EXERCISE PROMPT:
Without the pictures, reproduce the records that follow exactly.

Start of GIVEN DATA

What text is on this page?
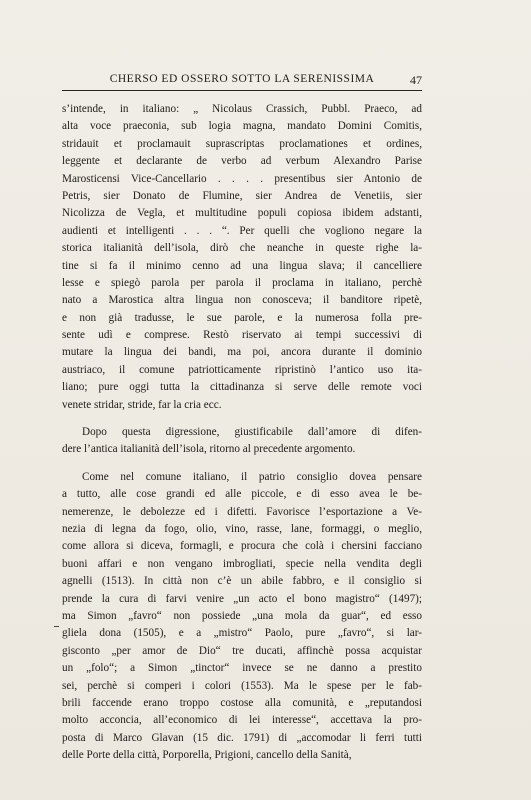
CHERSO ED OSSERO SOTTO LA SERENISSIMA	47
s’intende, in italiano: „ Nicolaus Crassich, Pubbl. Praeco, ad
alta voce praeconia, sub logia magna, mandato Domini Comitis,
stridauit et proclamauit suprascriptas proclamationes et ordines,
leggente et declarante de verbo ad verbum Alexandro Parise
Marosticensi Vice-Cancellario . . . . presentibus sier Antonio de
Petris, sier Donato de Flumine, sier Andrea de Venetiis, sier
Nicolizza de Vegla, et multitudine populi copiosa ibidem adstanti,
audienti et intelligenti . . . “. Per quelli che vogliono negare la
storica italianità dell’isola, dirò che neanche in queste righe la-
tine si fa il minimo cenno ad una lingua slava; il cancelliere
lesse e spiegò parola per parola il proclama in italiano, perchè
nato a Marostica altra lingua non conosceva; il banditore ripetè,
e non già tradusse, le sue parole, e la numerosa folla pre-
sente udì e comprese. Restò riservato ai tempi successivi di
mutare la lingua dei bandi, ma poi, ancora durante il dominio
austriaco, il comune patriotticamente ripristinò l’antico uso ita-
liano; pure oggi tutta la cittadinanza si serve delle remote voci
venete stridar, stride, far la cria ecc.
Dopo questa digressione, giustificabile dall’amore di difen-
dere l’antica italianità dell’isola, ritorno al precedente argomento.
Come nel comune italiano, il patrio consiglio dovea pensare
a tutto, alle cose grandi ed alle piccole, e di esso avea le be-
nemerenze, le debolezze ed i difetti. Favorisce l’esportazione a Ve-
nezia di legna da fogo, olio, vino, rasse, lane, formaggi, o meglio,
come allora si diceva, formagli, e procura che colà i chersini facciano
buoni affari e non vengano imbrogliati, specie nella vendita degli
agnelli (1513). In città non c’è un abile fabbro, e il consiglio si
prende la cura di farvi venire „un acto el bono magistro“ (1497);
ma Simon „favro“ non possiede „una mola da guar“, ed esso
gliela dona (1505), e a „mistro“ Paolo, pure „favro“, si lar-
gisconto „per amor de Dio“ tre ducati, affinchè possa acquistar
un „folo“; a Simon „tinctor“ invece se ne danno a prestito
sei, perchè si comperi i colori (1553). Ma le spese per le fab-
brili faccende erano troppo costose alla comunità, e „reputandosi
molto acconcia, all’economico di lei interesse“, accettava la pro-
posta di Marco Glavan (15 dic. 1791) di „accomodar li ferri tutti
delle Porte della città, Porporella, Prigioni, cancello della Sanità,
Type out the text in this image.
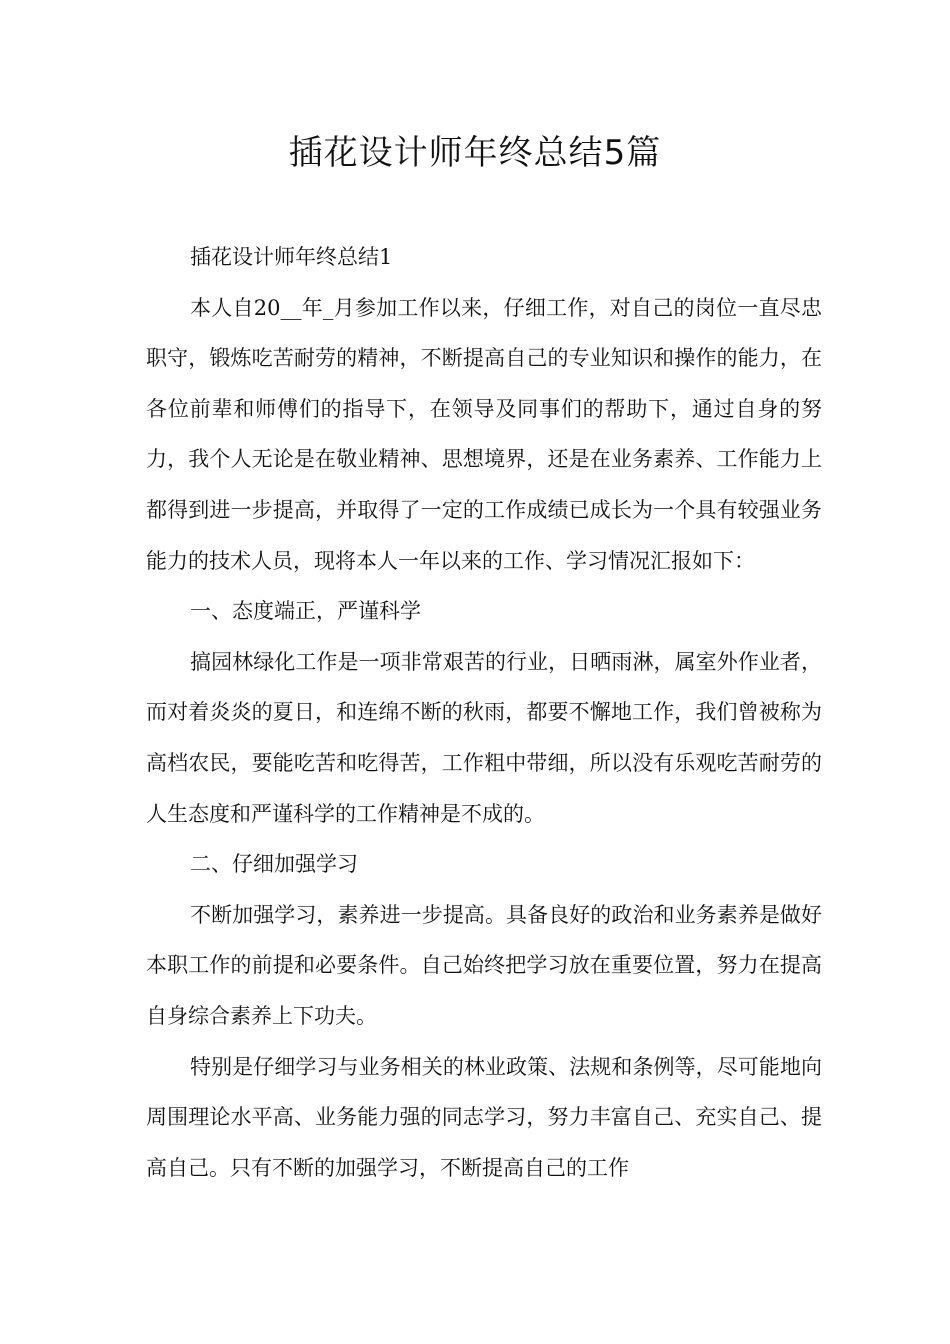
插花设计师年终总结5篇

插花设计师年终总结1

本人自20__年_月参加工作以来，仔细工作，对自己的岗位一直尽忠职守，锻炼吃苦耐劳的精神，不断提高自己的专业知识和操作的能力，在各位前辈和师傅们的指导下，在领导及同事们的帮助下，通过自身的努力，我个人无论是在敬业精神、思想境界，还是在业务素养、工作能力上都得到进一步提高，并取得了一定的工作成绩已成长为一个具有较强业务能力的技术人员，现将本人一年以来的工作、学习情况汇报如下：

一、态度端正，严谨科学

搞园林绿化工作是一项非常艰苦的行业，日晒雨淋，属室外作业者，而对着炎炎的夏日，和连绵不断的秋雨，都要不懈地工作，我们曾被称为高档农民，要能吃苦和吃得苦，工作粗中带细，所以没有乐观吃苦耐劳的人生态度和严谨科学的工作精神是不成的。

二、仔细加强学习

不断加强学习，素养进一步提高。具备良好的政治和业务素养是做好本职工作的前提和必要条件。自己始终把学习放在重要位置，努力在提高自身综合素养上下功夫。

特别是仔细学习与业务相关的林业政策、法规和条例等，尽可能地向周围理论水平高、业务能力强的同志学习，努力丰富自己、充实自己、提高自己。只有不断的加强学习，不断提高自己的工作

End of GIVEN DATA

ANSWER:
What text is on this page?
CHERSO ED OSSERO SOTTO LA SERENISSIMA	47
s’intende, in italiano: „ Nicolaus Crassich, Pubbl. Praeco, ad
alta voce praeconia, sub logia magna, mandato Domini Comitis,
stridauit et proclamauit suprascriptas proclamationes et ordines,
leggente et declarante de verbo ad verbum Alexandro Parise
Marosticensi Vice-Cancellario . . . . presentibus sier Antonio de
Petris, sier Donato de Flumine, sier Andrea de Venetiis, sier
Nicolizza de Vegla, et multitudine populi copiosa ibidem adstanti,
audienti et intelligenti . . . “. Per quelli che vogliono negare la
storica italianità dell’isola, dirò che neanche in queste righe la-
tine si fa il minimo cenno ad una lingua slava; il cancelliere
lesse e spiegò parola per parola il proclama in italiano, perchè
nato a Marostica altra lingua non conosceva; il banditore ripetè,
e non già tradusse, le sue parole, e la numerosa folla pre-
sente udì e comprese. Restò riservato ai tempi successivi di
mutare la lingua dei bandi, ma poi, ancora durante il dominio
austriaco, il comune patriotticamente ripristinò l’antico uso ita-
liano; pure oggi tutta la cittadinanza si serve delle remote voci
venete stridar, stride, far la cria ecc.
Dopo questa digressione, giustificabile dall’amore di difen-
dere l’antica italianità dell’isola, ritorno al precedente argomento.
Come nel comune italiano, il patrio consiglio dovea pensare
a tutto, alle cose grandi ed alle piccole, e di esso avea le be-
nemerenze, le debolezze ed i difetti. Favorisce l’esportazione a Ve-
nezia di legna da fogo, olio, vino, rasse, lane, formaggi, o meglio,
come allora si diceva, formagli, e procura che colà i chersini facciano
buoni affari e non vengano imbrogliati, specie nella vendita degli
agnelli (1513). In città non c’è un abile fabbro, e il consiglio si
prende la cura di farvi venire „un acto el bono magistro“ (1497);
ma Simon „favro“ non possiede „una mola da guar“, ed esso
gliela dona (1505), e a „mistro“ Paolo, pure „favro“, si lar-
gisconto „per amor de Dio“ tre ducati, affinchè possa acquistar
un „folo“; a Simon „tinctor“ invece se ne danno a prestito
sei, perchè si comperi i colori (1553). Ma le spese per le fab-
brili faccende erano troppo costose alla comunità, e „reputandosi
molto acconcia, all’economico di lei interesse“, accettava la pro-
posta di Marco Glavan (15 dic. 1791) di „accomodar li ferri tutti
delle Porte della città, Porporella, Prigioni, cancello della Sanità,
Type out the text in this image.
插花设计师年终总结5篇

插花设计师年终总结1

本人自20__年_月参加工作以来，仔细工作，对自己的岗位一直尽忠职守，锻炼吃苦耐劳的精神，不断提高自己的专业知识和操作的能力，在各位前辈和师傅们的指导下，在领导及同事们的帮助下，通过自身的努力，我个人无论是在敬业精神、思想境界，还是在业务素养、工作能力上都得到进一步提高，并取得了一定的工作成绩已成长为一个具有较强业务能力的技术人员，现将本人一年以来的工作、学习情况汇报如下：

一、态度端正，严谨科学

搞园林绿化工作是一项非常艰苦的行业，日晒雨淋，属室外作业者，而对着炎炎的夏日，和连绵不断的秋雨，都要不懈地工作，我们曾被称为高档农民，要能吃苦和吃得苦，工作粗中带细，所以没有乐观吃苦耐劳的人生态度和严谨科学的工作精神是不成的。

二、仔细加强学习

不断加强学习，素养进一步提高。具备良好的政治和业务素养是做好本职工作的前提和必要条件。自己始终把学习放在重要位置，努力在提高自身综合素养上下功夫。

特别是仔细学习与业务相关的林业政策、法规和条例等，尽可能地向周围理论水平高、业务能力强的同志学习，努力丰富自己、充实自己、提高自己。只有不断的加强学习，不断提高自己的工作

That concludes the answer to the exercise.